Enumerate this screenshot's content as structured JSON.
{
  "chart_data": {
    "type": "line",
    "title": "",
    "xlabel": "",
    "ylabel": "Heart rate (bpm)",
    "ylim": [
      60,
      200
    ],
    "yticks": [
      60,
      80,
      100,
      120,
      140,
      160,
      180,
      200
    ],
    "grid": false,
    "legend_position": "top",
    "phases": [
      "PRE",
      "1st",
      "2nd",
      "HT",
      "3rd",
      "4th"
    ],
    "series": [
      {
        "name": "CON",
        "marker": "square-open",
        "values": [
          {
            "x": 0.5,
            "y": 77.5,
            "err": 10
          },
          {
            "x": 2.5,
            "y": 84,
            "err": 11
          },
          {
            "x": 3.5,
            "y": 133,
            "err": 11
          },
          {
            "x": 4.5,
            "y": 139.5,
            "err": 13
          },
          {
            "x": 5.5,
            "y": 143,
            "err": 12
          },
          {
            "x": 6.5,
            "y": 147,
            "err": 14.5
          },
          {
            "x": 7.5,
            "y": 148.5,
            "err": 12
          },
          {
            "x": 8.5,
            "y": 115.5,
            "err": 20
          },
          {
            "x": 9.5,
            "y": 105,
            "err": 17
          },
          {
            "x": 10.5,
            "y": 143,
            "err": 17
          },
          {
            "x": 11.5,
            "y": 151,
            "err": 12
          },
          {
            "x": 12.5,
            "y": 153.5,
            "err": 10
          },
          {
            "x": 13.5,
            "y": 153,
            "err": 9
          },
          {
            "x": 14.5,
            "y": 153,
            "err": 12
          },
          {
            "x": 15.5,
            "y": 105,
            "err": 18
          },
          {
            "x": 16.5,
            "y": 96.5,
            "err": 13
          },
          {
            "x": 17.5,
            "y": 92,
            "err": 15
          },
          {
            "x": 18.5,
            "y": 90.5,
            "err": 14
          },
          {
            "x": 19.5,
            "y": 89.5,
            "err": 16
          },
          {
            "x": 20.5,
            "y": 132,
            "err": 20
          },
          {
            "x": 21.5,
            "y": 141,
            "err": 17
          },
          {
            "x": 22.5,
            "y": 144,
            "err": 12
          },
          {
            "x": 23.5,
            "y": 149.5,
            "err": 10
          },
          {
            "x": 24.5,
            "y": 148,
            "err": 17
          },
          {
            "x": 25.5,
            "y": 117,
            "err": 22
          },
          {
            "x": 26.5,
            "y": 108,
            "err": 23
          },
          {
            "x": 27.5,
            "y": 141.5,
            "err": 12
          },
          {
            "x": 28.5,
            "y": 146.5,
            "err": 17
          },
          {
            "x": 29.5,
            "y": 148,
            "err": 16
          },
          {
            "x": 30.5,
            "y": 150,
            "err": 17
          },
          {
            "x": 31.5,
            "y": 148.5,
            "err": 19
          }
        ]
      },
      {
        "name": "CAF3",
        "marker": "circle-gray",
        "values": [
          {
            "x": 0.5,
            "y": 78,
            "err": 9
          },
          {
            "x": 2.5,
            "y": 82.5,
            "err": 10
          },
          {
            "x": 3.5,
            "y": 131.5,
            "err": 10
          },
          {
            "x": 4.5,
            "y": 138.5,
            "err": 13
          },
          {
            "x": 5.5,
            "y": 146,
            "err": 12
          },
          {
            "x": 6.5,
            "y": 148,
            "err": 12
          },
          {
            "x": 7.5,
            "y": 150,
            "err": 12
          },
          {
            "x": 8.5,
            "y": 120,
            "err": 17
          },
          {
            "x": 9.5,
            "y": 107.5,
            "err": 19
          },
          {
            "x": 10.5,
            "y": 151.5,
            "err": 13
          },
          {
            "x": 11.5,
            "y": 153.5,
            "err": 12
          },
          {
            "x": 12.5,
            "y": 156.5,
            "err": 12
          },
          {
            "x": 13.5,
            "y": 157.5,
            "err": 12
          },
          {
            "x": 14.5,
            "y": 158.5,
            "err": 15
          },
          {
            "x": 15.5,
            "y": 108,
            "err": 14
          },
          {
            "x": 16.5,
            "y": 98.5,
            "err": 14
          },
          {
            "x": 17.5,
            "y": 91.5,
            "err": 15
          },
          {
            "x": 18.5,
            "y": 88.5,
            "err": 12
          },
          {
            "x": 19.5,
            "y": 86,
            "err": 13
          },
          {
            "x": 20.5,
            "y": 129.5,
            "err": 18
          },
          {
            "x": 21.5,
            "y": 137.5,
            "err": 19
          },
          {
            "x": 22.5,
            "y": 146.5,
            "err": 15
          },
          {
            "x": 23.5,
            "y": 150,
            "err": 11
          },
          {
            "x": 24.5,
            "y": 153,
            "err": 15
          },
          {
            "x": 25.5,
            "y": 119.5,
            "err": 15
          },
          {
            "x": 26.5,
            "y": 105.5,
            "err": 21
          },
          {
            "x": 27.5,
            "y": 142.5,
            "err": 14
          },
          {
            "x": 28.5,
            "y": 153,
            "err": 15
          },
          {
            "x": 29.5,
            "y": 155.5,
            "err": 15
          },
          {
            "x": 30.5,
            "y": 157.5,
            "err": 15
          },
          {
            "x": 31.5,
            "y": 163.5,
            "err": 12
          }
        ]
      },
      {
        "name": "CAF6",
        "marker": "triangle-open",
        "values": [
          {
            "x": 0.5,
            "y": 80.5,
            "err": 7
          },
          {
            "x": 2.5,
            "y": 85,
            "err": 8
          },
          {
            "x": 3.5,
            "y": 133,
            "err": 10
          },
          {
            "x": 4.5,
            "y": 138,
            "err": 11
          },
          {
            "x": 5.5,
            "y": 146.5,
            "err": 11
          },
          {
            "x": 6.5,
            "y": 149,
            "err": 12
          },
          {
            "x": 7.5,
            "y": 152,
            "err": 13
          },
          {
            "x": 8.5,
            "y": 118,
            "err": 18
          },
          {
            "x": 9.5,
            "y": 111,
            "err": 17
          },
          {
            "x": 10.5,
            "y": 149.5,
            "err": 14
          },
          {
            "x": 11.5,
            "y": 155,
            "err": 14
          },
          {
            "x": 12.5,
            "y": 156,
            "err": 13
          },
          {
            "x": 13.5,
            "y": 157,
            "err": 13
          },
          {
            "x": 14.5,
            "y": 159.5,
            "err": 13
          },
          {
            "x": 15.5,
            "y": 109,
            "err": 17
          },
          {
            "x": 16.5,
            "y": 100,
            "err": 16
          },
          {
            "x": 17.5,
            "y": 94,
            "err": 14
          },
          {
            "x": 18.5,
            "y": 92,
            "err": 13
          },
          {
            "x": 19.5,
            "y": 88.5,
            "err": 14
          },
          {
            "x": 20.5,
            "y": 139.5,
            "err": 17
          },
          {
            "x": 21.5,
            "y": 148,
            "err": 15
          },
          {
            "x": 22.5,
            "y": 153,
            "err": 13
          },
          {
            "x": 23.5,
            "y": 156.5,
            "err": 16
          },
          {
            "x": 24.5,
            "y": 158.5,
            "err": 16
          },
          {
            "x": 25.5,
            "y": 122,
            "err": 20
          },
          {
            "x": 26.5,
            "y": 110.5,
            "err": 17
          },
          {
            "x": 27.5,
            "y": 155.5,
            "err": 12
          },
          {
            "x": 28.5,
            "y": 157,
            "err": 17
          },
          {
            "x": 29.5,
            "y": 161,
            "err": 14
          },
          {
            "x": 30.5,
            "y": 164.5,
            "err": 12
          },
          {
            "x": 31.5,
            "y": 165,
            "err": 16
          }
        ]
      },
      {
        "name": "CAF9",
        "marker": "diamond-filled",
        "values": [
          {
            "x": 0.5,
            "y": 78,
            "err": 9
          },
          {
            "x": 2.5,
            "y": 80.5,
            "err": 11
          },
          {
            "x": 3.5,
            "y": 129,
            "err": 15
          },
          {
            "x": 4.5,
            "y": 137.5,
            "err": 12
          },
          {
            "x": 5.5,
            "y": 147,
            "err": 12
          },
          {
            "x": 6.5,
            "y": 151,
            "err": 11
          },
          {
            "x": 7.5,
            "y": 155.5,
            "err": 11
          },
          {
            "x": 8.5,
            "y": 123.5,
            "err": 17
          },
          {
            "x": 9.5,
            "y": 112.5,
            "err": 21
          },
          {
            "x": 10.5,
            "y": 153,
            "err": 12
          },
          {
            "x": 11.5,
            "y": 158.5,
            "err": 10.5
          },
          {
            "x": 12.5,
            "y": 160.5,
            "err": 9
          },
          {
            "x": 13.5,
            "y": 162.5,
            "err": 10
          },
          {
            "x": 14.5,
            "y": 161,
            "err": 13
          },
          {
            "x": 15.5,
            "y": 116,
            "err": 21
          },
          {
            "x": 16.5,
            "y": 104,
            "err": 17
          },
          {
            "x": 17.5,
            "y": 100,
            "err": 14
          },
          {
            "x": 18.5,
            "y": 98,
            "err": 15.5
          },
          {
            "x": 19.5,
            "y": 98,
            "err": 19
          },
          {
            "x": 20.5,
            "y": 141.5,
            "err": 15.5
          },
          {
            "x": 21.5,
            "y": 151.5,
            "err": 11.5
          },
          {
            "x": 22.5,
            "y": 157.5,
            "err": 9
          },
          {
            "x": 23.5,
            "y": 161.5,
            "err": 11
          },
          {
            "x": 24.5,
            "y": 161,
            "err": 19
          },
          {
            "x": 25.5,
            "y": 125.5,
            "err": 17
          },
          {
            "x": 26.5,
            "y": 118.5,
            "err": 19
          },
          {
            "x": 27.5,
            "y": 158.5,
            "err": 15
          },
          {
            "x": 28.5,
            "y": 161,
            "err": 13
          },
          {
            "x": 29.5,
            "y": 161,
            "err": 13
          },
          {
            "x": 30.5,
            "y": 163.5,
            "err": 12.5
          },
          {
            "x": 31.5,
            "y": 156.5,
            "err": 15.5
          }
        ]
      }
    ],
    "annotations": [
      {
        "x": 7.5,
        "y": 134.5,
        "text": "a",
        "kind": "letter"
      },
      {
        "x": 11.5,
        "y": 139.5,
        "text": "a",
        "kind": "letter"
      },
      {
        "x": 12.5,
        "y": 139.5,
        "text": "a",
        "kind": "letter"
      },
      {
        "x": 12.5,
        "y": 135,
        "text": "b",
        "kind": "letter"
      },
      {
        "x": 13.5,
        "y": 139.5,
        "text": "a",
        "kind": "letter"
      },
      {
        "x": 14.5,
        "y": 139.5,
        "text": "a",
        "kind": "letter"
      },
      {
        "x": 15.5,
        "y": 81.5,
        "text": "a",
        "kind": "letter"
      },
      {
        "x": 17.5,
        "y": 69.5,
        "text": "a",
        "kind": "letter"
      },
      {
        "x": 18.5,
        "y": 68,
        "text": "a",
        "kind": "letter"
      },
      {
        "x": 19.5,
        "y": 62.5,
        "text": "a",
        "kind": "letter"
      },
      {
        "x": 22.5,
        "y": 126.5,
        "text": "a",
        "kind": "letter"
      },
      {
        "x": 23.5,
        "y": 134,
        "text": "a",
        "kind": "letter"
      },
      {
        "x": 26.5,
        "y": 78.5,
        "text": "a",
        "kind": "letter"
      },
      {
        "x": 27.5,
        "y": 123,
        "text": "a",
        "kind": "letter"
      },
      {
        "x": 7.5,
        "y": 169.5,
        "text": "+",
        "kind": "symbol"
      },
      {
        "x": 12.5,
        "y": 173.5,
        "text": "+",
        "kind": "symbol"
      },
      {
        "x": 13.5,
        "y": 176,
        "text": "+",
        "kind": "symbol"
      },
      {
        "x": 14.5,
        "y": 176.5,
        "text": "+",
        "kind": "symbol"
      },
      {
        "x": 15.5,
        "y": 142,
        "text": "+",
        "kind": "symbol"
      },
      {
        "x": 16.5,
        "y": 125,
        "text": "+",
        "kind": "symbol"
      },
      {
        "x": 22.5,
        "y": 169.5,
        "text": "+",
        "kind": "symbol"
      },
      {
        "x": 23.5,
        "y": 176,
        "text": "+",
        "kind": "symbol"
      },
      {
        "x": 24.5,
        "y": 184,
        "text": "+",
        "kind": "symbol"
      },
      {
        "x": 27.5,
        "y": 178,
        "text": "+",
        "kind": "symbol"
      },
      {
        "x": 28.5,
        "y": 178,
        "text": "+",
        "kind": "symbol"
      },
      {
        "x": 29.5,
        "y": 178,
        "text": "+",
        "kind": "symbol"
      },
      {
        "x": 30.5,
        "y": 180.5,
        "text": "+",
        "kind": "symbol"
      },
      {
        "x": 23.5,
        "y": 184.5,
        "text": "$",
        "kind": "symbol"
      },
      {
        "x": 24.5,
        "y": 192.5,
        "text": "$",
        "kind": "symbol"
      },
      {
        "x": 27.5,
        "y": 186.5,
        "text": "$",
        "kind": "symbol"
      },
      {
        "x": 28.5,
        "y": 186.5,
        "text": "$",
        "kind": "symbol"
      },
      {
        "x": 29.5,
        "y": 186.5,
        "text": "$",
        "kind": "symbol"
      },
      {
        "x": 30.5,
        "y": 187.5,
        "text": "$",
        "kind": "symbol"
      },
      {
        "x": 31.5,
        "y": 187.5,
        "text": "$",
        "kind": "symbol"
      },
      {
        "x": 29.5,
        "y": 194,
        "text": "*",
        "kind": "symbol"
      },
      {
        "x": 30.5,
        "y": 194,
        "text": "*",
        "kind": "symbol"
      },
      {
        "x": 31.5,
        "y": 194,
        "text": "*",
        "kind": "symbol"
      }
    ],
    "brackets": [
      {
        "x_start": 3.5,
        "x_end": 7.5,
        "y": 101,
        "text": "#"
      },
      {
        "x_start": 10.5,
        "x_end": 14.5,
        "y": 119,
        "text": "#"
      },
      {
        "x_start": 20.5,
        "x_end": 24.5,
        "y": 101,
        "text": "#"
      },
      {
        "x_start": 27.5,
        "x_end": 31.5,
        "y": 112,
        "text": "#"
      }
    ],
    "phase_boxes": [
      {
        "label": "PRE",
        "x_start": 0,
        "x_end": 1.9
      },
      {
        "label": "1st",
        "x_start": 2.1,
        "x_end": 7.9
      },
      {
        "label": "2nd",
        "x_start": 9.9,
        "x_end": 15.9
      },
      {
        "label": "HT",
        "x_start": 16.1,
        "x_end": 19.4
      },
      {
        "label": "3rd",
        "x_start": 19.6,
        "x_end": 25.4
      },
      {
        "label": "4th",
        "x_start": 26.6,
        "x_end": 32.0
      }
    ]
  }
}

(Goal): Count the lines that hold the string "open" and state that number alone.

(Complete response): 2